[BEGIN LISTING]

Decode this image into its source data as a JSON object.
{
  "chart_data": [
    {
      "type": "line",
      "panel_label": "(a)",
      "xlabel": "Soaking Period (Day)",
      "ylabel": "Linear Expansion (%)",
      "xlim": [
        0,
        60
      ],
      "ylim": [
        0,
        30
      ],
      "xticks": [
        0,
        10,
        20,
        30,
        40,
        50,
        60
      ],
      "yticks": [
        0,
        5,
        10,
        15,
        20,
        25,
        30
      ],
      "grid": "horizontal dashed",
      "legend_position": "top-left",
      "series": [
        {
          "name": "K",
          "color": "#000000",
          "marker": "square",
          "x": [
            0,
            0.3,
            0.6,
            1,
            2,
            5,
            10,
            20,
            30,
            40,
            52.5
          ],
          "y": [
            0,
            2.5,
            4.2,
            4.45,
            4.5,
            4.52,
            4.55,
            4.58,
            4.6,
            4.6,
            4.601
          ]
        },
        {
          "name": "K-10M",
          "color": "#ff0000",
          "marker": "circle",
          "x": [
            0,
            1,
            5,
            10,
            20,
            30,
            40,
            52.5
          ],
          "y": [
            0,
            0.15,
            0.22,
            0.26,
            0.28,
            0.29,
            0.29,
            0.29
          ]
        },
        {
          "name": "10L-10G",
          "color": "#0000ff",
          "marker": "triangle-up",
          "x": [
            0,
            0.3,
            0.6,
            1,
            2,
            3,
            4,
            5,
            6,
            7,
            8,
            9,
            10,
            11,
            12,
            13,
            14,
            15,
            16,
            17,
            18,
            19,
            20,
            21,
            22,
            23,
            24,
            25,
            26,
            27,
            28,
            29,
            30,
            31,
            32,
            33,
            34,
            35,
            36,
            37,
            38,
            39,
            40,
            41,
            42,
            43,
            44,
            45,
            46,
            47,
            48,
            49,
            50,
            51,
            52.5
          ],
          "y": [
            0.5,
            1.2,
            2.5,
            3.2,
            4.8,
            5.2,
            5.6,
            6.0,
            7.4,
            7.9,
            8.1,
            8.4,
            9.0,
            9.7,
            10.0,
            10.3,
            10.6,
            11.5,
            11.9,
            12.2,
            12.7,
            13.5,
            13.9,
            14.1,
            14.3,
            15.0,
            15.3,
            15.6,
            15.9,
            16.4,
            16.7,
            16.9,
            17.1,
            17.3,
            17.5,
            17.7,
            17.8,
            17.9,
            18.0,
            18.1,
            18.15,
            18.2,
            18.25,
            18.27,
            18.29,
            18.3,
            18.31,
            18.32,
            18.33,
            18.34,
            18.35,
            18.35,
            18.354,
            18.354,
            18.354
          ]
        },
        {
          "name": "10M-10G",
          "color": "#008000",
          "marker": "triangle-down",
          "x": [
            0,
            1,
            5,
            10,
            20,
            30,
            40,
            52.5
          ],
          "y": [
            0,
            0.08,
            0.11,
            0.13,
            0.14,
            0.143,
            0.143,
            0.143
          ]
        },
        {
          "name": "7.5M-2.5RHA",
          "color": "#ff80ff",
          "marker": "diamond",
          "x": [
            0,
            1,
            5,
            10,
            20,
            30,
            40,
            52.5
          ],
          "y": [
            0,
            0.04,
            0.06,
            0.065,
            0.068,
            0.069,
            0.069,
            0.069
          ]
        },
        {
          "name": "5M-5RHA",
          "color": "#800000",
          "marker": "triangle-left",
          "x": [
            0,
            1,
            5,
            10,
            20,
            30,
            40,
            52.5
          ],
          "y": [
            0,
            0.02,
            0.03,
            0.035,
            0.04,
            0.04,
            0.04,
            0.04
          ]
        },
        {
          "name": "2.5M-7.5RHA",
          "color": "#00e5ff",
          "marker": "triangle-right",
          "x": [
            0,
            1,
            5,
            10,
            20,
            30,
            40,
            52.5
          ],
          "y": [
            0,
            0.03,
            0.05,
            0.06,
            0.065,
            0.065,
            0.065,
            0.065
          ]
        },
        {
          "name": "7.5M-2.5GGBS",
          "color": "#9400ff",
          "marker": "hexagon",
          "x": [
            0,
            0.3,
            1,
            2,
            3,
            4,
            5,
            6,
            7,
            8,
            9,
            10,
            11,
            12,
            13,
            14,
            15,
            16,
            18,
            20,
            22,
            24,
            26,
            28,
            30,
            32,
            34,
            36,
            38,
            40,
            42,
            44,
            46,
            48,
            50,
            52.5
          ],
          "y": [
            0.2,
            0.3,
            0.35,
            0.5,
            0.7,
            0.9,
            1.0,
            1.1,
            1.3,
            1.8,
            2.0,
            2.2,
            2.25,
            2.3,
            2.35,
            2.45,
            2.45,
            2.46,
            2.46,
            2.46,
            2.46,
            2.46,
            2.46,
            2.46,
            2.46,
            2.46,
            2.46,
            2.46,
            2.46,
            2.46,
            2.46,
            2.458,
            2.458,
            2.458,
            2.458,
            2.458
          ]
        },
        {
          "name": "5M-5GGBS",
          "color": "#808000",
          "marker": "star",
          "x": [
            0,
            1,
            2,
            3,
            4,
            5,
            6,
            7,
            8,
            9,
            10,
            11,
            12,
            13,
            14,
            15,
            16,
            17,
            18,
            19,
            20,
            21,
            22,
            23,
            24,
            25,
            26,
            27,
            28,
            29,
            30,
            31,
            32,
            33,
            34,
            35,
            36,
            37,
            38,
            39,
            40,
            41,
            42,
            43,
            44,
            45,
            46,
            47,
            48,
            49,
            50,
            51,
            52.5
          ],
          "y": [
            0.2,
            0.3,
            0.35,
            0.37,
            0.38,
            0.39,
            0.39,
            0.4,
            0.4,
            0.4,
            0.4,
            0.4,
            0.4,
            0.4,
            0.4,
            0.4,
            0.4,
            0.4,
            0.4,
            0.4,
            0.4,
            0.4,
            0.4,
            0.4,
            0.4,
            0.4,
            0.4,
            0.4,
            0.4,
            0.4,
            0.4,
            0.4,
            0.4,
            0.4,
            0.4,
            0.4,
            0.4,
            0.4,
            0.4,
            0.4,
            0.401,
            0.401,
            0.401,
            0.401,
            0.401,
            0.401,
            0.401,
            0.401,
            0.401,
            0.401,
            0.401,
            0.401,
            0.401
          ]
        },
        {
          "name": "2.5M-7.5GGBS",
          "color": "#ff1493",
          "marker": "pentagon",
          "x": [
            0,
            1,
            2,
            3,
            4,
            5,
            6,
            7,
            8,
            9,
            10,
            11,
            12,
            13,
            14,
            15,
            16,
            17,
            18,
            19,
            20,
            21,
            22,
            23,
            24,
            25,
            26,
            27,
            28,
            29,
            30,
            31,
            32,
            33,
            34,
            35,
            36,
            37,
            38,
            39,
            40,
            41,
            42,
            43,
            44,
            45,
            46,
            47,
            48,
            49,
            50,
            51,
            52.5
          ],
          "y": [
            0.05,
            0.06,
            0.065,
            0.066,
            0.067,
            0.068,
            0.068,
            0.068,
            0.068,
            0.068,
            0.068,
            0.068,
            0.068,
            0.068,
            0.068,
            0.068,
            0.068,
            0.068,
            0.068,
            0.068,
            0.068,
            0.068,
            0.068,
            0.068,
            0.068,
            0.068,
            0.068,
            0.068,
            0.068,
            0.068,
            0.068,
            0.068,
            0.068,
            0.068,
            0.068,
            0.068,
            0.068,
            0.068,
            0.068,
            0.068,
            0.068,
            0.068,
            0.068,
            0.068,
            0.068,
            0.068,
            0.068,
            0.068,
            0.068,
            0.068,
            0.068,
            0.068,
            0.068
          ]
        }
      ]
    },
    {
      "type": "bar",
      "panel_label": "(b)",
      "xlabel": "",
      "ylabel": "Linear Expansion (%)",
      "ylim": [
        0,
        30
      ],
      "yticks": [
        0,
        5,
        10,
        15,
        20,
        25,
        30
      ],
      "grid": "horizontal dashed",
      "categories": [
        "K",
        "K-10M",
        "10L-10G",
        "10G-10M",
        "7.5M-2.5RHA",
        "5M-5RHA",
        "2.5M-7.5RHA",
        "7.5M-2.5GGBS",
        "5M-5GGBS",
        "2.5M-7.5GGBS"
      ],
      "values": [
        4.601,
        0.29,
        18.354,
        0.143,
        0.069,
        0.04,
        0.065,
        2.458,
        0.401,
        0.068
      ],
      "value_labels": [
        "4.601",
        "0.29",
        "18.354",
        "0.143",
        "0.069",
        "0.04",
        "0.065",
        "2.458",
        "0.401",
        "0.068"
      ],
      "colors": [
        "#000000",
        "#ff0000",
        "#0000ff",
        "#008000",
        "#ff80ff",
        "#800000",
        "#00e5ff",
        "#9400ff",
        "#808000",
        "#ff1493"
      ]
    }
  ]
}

[END LISTING]

== EXERCISE DIRECTIONS ==
In the entries above, find every line with the word "triangle" and list it.

== THE OUTPUT ==
          "marker": "triangle-up",
          "marker": "triangle-down",
          "marker": "triangle-left",
          "marker": "triangle-right",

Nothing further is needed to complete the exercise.